## Task prompt
Copy every record below, exactly as written.

[Some records]
##########
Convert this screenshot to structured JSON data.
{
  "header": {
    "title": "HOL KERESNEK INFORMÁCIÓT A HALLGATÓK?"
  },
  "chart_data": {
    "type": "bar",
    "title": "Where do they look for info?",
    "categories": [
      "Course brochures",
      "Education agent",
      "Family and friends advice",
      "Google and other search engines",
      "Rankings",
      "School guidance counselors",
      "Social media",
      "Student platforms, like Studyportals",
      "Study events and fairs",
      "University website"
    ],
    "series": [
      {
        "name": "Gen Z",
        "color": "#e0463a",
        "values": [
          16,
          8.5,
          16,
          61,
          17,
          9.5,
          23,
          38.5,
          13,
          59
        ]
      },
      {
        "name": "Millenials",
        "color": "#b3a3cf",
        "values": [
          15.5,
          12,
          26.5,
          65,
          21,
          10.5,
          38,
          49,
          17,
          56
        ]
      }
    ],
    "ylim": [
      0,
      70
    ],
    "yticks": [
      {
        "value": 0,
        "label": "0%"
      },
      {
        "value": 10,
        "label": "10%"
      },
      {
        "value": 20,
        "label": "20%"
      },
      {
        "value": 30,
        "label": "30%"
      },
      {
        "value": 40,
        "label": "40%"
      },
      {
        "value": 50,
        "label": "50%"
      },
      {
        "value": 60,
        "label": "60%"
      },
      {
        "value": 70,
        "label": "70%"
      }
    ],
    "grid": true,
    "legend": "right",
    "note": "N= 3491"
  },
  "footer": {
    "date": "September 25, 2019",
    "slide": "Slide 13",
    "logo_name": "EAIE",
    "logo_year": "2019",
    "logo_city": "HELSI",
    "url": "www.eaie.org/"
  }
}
##########
## The answer
Convert this screenshot to structured JSON data.
{
  "header": {
    "title": "HOL KERESNEK INFORMÁCIÓT A HALLGATÓK?"
  },
  "chart_data": {
    "type": "bar",
    "title": "Where do they look for info?",
    "categories": [
      "Course brochures",
      "Education agent",
      "Family and friends advice",
      "Google and other search engines",
      "Rankings",
      "School guidance counselors",
      "Social media",
      "Student platforms, like Studyportals",
      "Study events and fairs",
      "University website"
    ],
    "series": [
      {
        "name": "Gen Z",
        "color": "#e0463a",
        "values": [
          16,
          8.5,
          16,
          61,
          17,
          9.5,
          23,
          38.5,
          13,
          59
        ]
      },
      {
        "name": "Millenials",
        "color": "#b3a3cf",
        "values": [
          15.5,
          12,
          26.5,
          65,
          21,
          10.5,
          38,
          49,
          17,
          56
        ]
      }
    ],
    "ylim": [
      0,
      70
    ],
    "yticks": [
      {
        "value": 0,
        "label": "0%"
      },
      {
        "value": 10,
        "label": "10%"
      },
      {
        "value": 20,
        "label": "20%"
      },
      {
        "value": 30,
        "label": "30%"
      },
      {
        "value": 40,
        "label": "40%"
      },
      {
        "value": 50,
        "label": "50%"
      },
      {
        "value": 60,
        "label": "60%"
      },
      {
        "value": 70,
        "label": "70%"
      }
    ],
    "grid": true,
    "legend": "right",
    "note": "N= 3491"
  },
  "footer": {
    "date": "September 25, 2019",
    "slide": "Slide 13",
    "logo_name": "EAIE",
    "logo_year": "2019",
    "logo_city": "HELSI",
    "url": "www.eaie.org/"
  }
}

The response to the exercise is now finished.